→ **Requirements**
The entries below are to be repeated exactly as they stand.

(Saved data entries)
------------------------------------------------
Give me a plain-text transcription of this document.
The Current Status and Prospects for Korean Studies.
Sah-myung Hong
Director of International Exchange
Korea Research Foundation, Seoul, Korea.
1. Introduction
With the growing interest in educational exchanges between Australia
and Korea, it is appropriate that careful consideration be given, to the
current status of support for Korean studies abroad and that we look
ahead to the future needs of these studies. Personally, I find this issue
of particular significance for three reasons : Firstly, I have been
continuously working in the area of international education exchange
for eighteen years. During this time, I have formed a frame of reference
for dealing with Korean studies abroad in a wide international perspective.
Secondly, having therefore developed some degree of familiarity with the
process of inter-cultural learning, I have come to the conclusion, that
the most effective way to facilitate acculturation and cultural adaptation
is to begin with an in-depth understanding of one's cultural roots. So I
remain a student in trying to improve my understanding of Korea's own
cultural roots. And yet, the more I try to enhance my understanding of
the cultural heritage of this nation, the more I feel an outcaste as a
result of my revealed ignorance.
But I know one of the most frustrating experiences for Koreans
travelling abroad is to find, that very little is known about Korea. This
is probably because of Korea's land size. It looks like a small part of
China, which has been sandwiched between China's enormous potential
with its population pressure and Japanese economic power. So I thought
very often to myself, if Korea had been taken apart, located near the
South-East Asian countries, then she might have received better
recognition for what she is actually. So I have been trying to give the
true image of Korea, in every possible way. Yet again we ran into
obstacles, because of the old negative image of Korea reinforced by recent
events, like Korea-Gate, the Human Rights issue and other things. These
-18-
------------------------------------------------
→ **Worked solution**
Give me a plain-text transcription of this document.
The Current Status and Prospects for Korean Studies.
Sah-myung Hong
Director of International Exchange
Korea Research Foundation, Seoul, Korea.
1. Introduction
With the growing interest in educational exchanges between Australia
and Korea, it is appropriate that careful consideration be given, to the
current status of support for Korean studies abroad and that we look
ahead to the future needs of these studies. Personally, I find this issue
of particular significance for three reasons : Firstly, I have been
continuously working in the area of international education exchange
for eighteen years. During this time, I have formed a frame of reference
for dealing with Korean studies abroad in a wide international perspective.
Secondly, having therefore developed some degree of familiarity with the
process of inter-cultural learning, I have come to the conclusion, that
the most effective way to facilitate acculturation and cultural adaptation
is to begin with an in-depth understanding of one's cultural roots. So I
remain a student in trying to improve my understanding of Korea's own
cultural roots. And yet, the more I try to enhance my understanding of
the cultural heritage of this nation, the more I feel an outcaste as a
result of my revealed ignorance.
But I know one of the most frustrating experiences for Koreans
travelling abroad is to find, that very little is known about Korea. This
is probably because of Korea's land size. It looks like a small part of
China, which has been sandwiched between China's enormous potential
with its population pressure and Japanese economic power. So I thought
very often to myself, if Korea had been taken apart, located near the
South-East Asian countries, then she might have received better
recognition for what she is actually. So I have been trying to give the
true image of Korea, in every possible way. Yet again we ran into
obstacles, because of the old negative image of Korea reinforced by recent
events, like Korea-Gate, the Human Rights issue and other things. These
-18-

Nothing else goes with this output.